__WHAT IS REQUIRED__:
Print all the records exactly, please.

— start —

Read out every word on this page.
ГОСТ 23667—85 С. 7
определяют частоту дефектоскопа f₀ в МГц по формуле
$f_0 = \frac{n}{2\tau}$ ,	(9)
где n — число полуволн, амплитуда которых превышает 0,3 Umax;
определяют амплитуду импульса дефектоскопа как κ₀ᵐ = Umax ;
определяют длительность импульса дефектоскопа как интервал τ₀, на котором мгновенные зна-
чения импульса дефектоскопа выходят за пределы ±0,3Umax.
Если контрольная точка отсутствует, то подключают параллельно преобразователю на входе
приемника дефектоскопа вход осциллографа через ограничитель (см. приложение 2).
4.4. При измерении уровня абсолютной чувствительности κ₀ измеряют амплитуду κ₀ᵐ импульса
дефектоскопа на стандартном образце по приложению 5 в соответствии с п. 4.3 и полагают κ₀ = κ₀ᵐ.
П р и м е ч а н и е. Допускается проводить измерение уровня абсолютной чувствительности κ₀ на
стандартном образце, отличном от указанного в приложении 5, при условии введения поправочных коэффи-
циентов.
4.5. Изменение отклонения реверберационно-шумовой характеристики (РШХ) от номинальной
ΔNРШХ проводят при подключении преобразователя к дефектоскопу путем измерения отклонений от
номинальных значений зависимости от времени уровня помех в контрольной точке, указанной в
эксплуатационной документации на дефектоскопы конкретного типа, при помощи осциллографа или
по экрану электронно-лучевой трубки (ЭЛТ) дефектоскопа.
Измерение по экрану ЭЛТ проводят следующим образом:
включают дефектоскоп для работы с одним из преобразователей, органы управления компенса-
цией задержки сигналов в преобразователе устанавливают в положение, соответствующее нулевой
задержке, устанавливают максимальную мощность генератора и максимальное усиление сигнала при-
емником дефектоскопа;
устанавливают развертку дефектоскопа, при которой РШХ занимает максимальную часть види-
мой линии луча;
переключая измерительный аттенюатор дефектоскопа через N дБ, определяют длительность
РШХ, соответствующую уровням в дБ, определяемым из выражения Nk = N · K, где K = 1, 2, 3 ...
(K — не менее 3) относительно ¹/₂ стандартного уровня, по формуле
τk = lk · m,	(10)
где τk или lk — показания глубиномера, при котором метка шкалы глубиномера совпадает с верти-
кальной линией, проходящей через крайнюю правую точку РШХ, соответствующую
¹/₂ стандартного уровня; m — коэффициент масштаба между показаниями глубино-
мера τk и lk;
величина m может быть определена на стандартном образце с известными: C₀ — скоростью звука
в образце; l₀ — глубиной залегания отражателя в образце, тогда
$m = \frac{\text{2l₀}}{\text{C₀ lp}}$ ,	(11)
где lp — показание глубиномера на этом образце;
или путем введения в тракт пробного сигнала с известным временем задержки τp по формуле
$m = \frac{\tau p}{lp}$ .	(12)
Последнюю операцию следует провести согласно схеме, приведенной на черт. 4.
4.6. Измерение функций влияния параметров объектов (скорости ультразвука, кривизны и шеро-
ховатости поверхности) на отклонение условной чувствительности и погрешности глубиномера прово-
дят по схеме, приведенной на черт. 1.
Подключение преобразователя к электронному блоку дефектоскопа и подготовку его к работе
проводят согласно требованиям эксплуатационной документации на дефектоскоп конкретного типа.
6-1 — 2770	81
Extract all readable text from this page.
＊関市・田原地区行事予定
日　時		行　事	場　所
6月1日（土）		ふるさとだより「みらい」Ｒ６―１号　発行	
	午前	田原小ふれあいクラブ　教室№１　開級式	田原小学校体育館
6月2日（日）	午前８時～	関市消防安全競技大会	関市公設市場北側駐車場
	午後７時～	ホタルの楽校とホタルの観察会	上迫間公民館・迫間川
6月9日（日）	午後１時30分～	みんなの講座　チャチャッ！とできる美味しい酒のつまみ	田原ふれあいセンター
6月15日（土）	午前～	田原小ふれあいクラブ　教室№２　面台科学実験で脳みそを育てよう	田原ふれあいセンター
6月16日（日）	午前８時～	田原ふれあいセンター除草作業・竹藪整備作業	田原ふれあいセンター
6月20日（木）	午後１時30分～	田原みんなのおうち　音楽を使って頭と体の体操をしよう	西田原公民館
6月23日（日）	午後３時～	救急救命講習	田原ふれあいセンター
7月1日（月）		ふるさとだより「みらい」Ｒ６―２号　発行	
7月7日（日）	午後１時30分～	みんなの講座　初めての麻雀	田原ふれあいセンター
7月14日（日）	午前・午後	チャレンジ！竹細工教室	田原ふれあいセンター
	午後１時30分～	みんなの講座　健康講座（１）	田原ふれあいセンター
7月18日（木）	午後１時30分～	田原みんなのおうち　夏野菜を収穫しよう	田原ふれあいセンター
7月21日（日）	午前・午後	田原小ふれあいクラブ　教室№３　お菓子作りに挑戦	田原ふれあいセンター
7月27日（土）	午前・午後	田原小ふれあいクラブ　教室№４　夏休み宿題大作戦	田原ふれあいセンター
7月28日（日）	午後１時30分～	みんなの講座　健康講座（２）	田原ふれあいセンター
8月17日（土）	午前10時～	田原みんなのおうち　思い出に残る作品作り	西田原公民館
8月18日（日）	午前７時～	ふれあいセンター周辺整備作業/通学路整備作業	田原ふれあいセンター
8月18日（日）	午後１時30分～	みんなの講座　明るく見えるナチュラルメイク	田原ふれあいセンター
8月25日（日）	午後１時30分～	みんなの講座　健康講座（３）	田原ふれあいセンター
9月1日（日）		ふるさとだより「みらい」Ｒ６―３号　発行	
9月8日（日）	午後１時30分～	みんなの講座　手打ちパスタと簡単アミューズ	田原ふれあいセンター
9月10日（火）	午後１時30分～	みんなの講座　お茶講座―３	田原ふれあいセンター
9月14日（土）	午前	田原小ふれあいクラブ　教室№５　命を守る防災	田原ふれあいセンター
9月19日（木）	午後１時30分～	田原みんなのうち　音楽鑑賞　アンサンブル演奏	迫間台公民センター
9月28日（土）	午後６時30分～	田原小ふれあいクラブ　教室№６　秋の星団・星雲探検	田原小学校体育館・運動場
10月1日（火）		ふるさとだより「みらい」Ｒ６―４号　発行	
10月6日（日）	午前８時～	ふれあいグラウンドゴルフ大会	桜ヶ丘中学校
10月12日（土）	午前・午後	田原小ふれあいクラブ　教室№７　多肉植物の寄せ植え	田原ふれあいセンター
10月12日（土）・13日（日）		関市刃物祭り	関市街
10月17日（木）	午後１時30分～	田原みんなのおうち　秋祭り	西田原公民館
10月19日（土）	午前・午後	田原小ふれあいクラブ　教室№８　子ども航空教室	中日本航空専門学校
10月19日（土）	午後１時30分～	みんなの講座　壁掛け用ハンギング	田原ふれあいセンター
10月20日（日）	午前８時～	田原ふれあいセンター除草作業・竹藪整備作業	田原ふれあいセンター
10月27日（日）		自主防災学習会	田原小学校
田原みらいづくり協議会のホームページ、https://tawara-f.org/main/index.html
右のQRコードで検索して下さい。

— end —

__REPLY TO THE TASK__:
Read out every word on this page.
ГОСТ 23667—85 С. 7
определяют частоту дефектоскопа f₀ в МГц по формуле
$f_0 = \frac{n}{2\tau}$ ,	(9)
где n — число полуволн, амплитуда которых превышает 0,3 Umax;
определяют амплитуду импульса дефектоскопа как κ₀ᵐ = Umax ;
определяют длительность импульса дефектоскопа как интервал τ₀, на котором мгновенные зна-
чения импульса дефектоскопа выходят за пределы ±0,3Umax.
Если контрольная точка отсутствует, то подключают параллельно преобразователю на входе
приемника дефектоскопа вход осциллографа через ограничитель (см. приложение 2).
4.4. При измерении уровня абсолютной чувствительности κ₀ измеряют амплитуду κ₀ᵐ импульса
дефектоскопа на стандартном образце по приложению 5 в соответствии с п. 4.3 и полагают κ₀ = κ₀ᵐ.
П р и м е ч а н и е. Допускается проводить измерение уровня абсолютной чувствительности κ₀ на
стандартном образце, отличном от указанного в приложении 5, при условии введения поправочных коэффи-
циентов.
4.5. Изменение отклонения реверберационно-шумовой характеристики (РШХ) от номинальной
ΔNРШХ проводят при подключении преобразователя к дефектоскопу путем измерения отклонений от
номинальных значений зависимости от времени уровня помех в контрольной точке, указанной в
эксплуатационной документации на дефектоскопы конкретного типа, при помощи осциллографа или
по экрану электронно-лучевой трубки (ЭЛТ) дефектоскопа.
Измерение по экрану ЭЛТ проводят следующим образом:
включают дефектоскоп для работы с одним из преобразователей, органы управления компенса-
цией задержки сигналов в преобразователе устанавливают в положение, соответствующее нулевой
задержке, устанавливают максимальную мощность генератора и максимальное усиление сигнала при-
емником дефектоскопа;
устанавливают развертку дефектоскопа, при которой РШХ занимает максимальную часть види-
мой линии луча;
переключая измерительный аттенюатор дефектоскопа через N дБ, определяют длительность
РШХ, соответствующую уровням в дБ, определяемым из выражения Nk = N · K, где K = 1, 2, 3 ...
(K — не менее 3) относительно ¹/₂ стандартного уровня, по формуле
τk = lk · m,	(10)
где τk или lk — показания глубиномера, при котором метка шкалы глубиномера совпадает с верти-
кальной линией, проходящей через крайнюю правую точку РШХ, соответствующую
¹/₂ стандартного уровня; m — коэффициент масштаба между показаниями глубино-
мера τk и lk;
величина m может быть определена на стандартном образце с известными: C₀ — скоростью звука
в образце; l₀ — глубиной залегания отражателя в образце, тогда
$m = \frac{\text{2l₀}}{\text{C₀ lp}}$ ,	(11)
где lp — показание глубиномера на этом образце;
или путем введения в тракт пробного сигнала с известным временем задержки τp по формуле
$m = \frac{\tau p}{lp}$ .	(12)
Последнюю операцию следует провести согласно схеме, приведенной на черт. 4.
4.6. Измерение функций влияния параметров объектов (скорости ультразвука, кривизны и шеро-
ховатости поверхности) на отклонение условной чувствительности и погрешности глубиномера прово-
дят по схеме, приведенной на черт. 1.
Подключение преобразователя к электронному блоку дефектоскопа и подготовку его к работе
проводят согласно требованиям эксплуатационной документации на дефектоскоп конкретного типа.
6-1 — 2770	81
Extract all readable text from this page.
＊関市・田原地区行事予定
日　時		行　事	場　所
6月1日（土）		ふるさとだより「みらい」Ｒ６―１号　発行	
	午前	田原小ふれあいクラブ　教室№１　開級式	田原小学校体育館
6月2日（日）	午前８時～	関市消防安全競技大会	関市公設市場北側駐車場
	午後７時～	ホタルの楽校とホタルの観察会	上迫間公民館・迫間川
6月9日（日）	午後１時30分～	みんなの講座　チャチャッ！とできる美味しい酒のつまみ	田原ふれあいセンター
6月15日（土）	午前～	田原小ふれあいクラブ　教室№２　面台科学実験で脳みそを育てよう	田原ふれあいセンター
6月16日（日）	午前８時～	田原ふれあいセンター除草作業・竹藪整備作業	田原ふれあいセンター
6月20日（木）	午後１時30分～	田原みんなのおうち　音楽を使って頭と体の体操をしよう	西田原公民館
6月23日（日）	午後３時～	救急救命講習	田原ふれあいセンター
7月1日（月）		ふるさとだより「みらい」Ｒ６―２号　発行	
7月7日（日）	午後１時30分～	みんなの講座　初めての麻雀	田原ふれあいセンター
7月14日（日）	午前・午後	チャレンジ！竹細工教室	田原ふれあいセンター
	午後１時30分～	みんなの講座　健康講座（１）	田原ふれあいセンター
7月18日（木）	午後１時30分～	田原みんなのおうち　夏野菜を収穫しよう	田原ふれあいセンター
7月21日（日）	午前・午後	田原小ふれあいクラブ　教室№３　お菓子作りに挑戦	田原ふれあいセンター
7月27日（土）	午前・午後	田原小ふれあいクラブ　教室№４　夏休み宿題大作戦	田原ふれあいセンター
7月28日（日）	午後１時30分～	みんなの講座　健康講座（２）	田原ふれあいセンター
8月17日（土）	午前10時～	田原みんなのおうち　思い出に残る作品作り	西田原公民館
8月18日（日）	午前７時～	ふれあいセンター周辺整備作業/通学路整備作業	田原ふれあいセンター
8月18日（日）	午後１時30分～	みんなの講座　明るく見えるナチュラルメイク	田原ふれあいセンター
8月25日（日）	午後１時30分～	みんなの講座　健康講座（３）	田原ふれあいセンター
9月1日（日）		ふるさとだより「みらい」Ｒ６―３号　発行	
9月8日（日）	午後１時30分～	みんなの講座　手打ちパスタと簡単アミューズ	田原ふれあいセンター
9月10日（火）	午後１時30分～	みんなの講座　お茶講座―３	田原ふれあいセンター
9月14日（土）	午前	田原小ふれあいクラブ　教室№５　命を守る防災	田原ふれあいセンター
9月19日（木）	午後１時30分～	田原みんなのうち　音楽鑑賞　アンサンブル演奏	迫間台公民センター
9月28日（土）	午後６時30分～	田原小ふれあいクラブ　教室№６　秋の星団・星雲探検	田原小学校体育館・運動場
10月1日（火）		ふるさとだより「みらい」Ｒ６―４号　発行	
10月6日（日）	午前８時～	ふれあいグラウンドゴルフ大会	桜ヶ丘中学校
10月12日（土）	午前・午後	田原小ふれあいクラブ　教室№７　多肉植物の寄せ植え	田原ふれあいセンター
10月12日（土）・13日（日）		関市刃物祭り	関市街
10月17日（木）	午後１時30分～	田原みんなのおうち　秋祭り	西田原公民館
10月19日（土）	午前・午後	田原小ふれあいクラブ　教室№８　子ども航空教室	中日本航空専門学校
10月19日（土）	午後１時30分～	みんなの講座　壁掛け用ハンギング	田原ふれあいセンター
10月20日（日）	午前８時～	田原ふれあいセンター除草作業・竹藪整備作業	田原ふれあいセンター
10月27日（日）		自主防災学習会	田原小学校
田原みらいづくり協議会のホームページ、https://tawara-f.org/main/index.html
右のQRコードで検索して下さい。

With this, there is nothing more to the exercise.